--- START ---
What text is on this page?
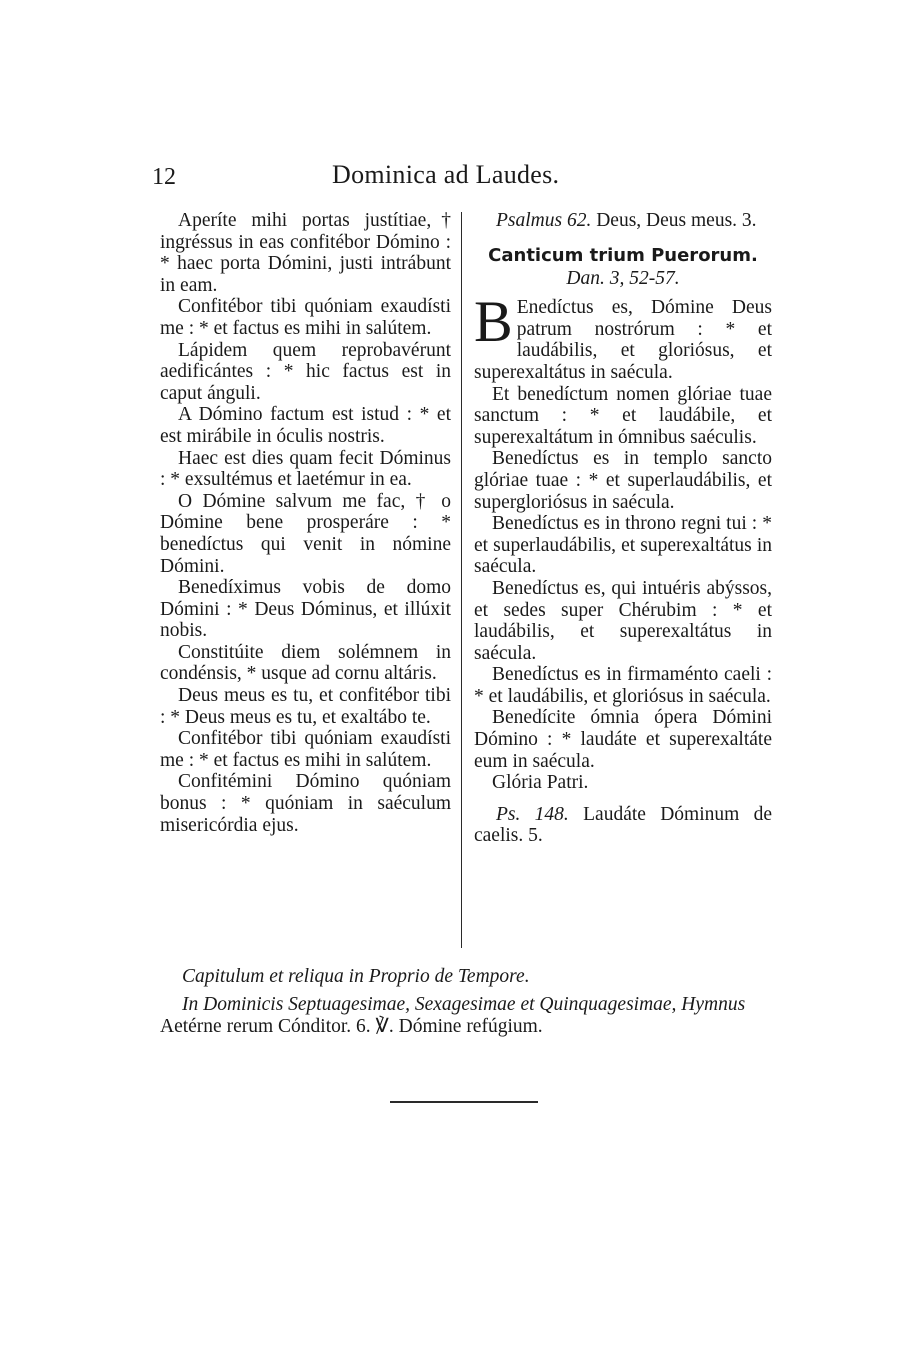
12	Dominica ad Laudes.

Aperíte mihi portas justítiae,† ingréssus in eas confitébor Dómino : * haec porta Dómini, justi intrábunt in eam.

Confitébor tibi quóniam exaudísti me : * et factus es mihi in salútem.

Lápidem quem reprobavérunt aedificántes : * hic factus est in caput ánguli.

A Dómino factum est istud : * et est mirábile in óculis nostris.

Haec est dies quam fecit Dóminus : * exsultémus et laetémur in ea.

O Dómine salvum me fac, † o Dómine bene prosperáre : * benedíctus qui venit in nómine Dómini.

Benedíximus vobis de domo Dómini : * Deus Dóminus, et illúxit nobis.

Constitúite diem solémnem in condénsis, * usque ad cornu altáris.

Deus meus es tu, et confitébor tibi : * Deus meus es tu, et exaltábo te.

Confitébor tibi quóniam exaudísti me : * et factus es mihi in salútem.

Confitémini Dómino quóniam bonus : * quóniam in saéculum misericórdia ejus.

Psalmus 62. Deus, Deus meus. 3.

Canticum trium Puerorum.
Dan. 3, 52-57.

B Enedíctus es, Dómine Deus patrum nostrórum : * et laudábilis, et gloriósus, et superexaltátus in saécula.

Et benedíctum nomen glóriae tuae sanctum : * et laudábile, et superexaltátum in ómnibus saéculis.

Benedíctus es in templo sancto glóriae tuae : * et superlaudábilis, et supergloriósus in saécula.

Benedíctus es in throno regni tui : * et superlaudábilis, et superexaltátus in saécula.

Benedíctus es, qui intuéris abýssos, et sedes super Chérubim : * et laudábilis, et superexaltátus in saécula.

Benedíctus es in firmaménto caeli : * et laudábilis, et gloriósus in saécula.

Benedícite ómnia ópera Dómini Dómino : * laudáte et superexaltáte eum in saécula.

Glória Patri.

Ps. 148. Laudáte Dóminum de caelis. 5.

Capitulum et reliqua in Proprio de Tempore.

In Dominicis Septuagesimae, Sexagesimae et Quinquagesimae, Hymnus

Aetérne rerum Cónditor. 6. ℣. Dómine refúgium.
--- END ---
Task objective => Your reply is one number: how many lines of the records above contain the word "Dómino".

Response below => 4